_WHAT NEEDS TO BE DONE_
Determine how many lines in the entries below include "Model". The reply should be that number and nothing else.

_Figure content listings_

··········

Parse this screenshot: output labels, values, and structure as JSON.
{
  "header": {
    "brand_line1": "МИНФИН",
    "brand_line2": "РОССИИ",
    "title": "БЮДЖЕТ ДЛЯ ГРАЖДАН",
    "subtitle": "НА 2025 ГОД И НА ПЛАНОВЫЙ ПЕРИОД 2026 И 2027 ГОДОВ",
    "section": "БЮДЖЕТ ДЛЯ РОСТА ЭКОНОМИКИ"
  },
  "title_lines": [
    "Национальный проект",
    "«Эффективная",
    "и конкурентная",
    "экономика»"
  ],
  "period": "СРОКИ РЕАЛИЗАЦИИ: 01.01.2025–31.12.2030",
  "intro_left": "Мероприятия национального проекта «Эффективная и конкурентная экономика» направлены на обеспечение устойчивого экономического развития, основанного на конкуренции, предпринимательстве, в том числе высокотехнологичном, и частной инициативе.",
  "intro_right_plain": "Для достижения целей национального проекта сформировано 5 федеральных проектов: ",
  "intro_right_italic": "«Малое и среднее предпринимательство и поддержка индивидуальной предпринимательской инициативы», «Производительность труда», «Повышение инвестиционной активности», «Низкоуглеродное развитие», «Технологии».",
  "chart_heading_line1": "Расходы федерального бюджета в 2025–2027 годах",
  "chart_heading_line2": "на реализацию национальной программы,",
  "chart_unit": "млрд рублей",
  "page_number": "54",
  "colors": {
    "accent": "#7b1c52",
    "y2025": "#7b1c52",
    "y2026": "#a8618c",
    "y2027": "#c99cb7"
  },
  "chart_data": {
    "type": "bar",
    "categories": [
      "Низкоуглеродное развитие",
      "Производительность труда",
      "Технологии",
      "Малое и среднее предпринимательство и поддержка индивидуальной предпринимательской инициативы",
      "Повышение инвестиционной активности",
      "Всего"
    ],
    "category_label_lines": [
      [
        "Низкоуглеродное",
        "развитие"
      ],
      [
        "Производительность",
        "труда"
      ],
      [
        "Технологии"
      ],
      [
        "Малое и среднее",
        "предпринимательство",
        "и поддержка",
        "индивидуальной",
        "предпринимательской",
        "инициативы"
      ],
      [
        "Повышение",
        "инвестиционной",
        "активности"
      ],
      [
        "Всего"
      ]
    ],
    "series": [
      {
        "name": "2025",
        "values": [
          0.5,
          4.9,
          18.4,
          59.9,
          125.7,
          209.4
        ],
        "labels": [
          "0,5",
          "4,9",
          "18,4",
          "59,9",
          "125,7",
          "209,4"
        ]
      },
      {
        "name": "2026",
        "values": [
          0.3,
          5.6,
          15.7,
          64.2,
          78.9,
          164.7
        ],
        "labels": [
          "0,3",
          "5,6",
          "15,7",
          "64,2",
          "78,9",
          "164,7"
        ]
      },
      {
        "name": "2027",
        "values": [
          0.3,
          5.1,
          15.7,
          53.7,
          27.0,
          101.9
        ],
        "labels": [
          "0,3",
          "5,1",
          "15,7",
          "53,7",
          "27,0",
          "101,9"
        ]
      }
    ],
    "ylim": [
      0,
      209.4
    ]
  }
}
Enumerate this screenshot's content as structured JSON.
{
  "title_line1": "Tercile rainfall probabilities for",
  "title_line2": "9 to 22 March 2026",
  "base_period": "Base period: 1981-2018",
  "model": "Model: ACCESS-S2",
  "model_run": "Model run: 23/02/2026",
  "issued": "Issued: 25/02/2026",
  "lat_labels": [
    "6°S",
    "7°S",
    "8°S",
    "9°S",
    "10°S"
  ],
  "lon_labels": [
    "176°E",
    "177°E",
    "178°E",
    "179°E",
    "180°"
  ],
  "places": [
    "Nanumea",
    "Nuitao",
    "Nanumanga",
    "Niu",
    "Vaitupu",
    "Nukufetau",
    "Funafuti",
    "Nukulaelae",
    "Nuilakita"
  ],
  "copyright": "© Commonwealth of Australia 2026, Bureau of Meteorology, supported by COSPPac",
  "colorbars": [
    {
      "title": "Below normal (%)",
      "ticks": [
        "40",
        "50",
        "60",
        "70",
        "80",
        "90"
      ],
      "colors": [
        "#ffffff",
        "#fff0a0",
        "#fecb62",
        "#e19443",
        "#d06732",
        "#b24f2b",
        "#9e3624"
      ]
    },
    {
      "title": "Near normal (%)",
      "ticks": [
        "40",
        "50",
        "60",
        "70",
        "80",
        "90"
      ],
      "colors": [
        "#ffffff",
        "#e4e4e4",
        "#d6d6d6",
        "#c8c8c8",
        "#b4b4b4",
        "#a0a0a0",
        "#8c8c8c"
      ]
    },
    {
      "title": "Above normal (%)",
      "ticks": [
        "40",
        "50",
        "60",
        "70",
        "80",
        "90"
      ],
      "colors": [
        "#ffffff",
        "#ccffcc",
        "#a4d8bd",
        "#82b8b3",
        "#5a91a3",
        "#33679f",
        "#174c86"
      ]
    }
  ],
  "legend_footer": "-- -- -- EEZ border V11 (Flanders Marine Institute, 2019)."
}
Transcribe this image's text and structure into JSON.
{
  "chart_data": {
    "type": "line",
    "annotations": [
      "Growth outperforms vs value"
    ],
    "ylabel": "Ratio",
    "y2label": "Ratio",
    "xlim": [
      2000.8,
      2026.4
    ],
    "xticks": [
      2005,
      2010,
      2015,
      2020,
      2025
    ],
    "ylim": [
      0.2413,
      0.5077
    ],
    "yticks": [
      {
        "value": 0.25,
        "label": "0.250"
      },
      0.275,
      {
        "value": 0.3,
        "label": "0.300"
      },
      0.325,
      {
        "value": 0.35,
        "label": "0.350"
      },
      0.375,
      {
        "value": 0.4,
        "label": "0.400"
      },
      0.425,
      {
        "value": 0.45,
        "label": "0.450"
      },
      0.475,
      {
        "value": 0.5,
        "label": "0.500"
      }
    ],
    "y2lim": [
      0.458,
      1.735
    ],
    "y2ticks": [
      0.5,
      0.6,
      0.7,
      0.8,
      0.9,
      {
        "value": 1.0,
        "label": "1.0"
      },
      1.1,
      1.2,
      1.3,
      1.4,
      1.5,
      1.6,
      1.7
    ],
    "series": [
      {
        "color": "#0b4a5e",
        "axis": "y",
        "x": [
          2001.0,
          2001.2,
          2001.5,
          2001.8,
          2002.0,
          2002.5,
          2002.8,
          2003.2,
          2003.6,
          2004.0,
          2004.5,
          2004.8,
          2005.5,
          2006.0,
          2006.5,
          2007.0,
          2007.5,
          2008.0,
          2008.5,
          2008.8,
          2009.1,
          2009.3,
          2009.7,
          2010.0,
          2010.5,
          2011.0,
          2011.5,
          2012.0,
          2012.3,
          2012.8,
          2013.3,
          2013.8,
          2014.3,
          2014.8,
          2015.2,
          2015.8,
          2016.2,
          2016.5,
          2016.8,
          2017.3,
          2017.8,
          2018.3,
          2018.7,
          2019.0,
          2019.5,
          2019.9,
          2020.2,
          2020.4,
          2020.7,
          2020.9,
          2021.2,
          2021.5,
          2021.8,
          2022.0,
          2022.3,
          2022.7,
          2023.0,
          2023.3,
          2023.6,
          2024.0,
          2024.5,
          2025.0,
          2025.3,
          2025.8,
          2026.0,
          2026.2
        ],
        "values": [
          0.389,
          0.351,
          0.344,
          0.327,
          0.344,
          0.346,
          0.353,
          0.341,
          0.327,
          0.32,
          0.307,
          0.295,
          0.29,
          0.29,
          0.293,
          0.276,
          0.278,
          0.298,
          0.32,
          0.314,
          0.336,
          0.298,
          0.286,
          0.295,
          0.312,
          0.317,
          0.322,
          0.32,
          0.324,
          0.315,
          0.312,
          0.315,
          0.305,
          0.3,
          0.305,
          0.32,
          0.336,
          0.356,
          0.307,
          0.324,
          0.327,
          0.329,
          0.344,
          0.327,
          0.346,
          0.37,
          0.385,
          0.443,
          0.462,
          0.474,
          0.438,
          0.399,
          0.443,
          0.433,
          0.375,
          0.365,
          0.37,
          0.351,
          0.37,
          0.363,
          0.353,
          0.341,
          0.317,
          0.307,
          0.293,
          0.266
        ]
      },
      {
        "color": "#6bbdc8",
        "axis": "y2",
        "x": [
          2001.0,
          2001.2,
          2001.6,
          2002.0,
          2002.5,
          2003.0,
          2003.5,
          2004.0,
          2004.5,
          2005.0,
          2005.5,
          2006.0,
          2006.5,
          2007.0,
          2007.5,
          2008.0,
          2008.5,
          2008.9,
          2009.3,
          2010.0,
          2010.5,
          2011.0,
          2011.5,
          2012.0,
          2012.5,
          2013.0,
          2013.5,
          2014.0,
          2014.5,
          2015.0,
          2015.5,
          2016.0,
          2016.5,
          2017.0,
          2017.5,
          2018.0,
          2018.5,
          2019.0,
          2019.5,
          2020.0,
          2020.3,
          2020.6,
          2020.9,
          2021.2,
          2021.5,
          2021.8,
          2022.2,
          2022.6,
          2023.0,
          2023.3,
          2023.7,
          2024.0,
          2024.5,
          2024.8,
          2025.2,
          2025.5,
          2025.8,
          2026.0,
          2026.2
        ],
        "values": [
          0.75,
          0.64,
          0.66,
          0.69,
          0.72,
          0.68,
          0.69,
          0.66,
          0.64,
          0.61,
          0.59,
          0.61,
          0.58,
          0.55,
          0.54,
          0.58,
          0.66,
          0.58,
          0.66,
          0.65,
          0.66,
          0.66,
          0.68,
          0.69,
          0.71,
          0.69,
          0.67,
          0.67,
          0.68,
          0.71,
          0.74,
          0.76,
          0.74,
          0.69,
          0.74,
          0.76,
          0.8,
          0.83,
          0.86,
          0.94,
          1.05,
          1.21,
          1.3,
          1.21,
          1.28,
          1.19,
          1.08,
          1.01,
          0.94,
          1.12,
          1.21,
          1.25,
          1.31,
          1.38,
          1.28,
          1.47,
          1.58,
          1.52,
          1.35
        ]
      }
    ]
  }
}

··········

_THE COMPLETED TASK_
2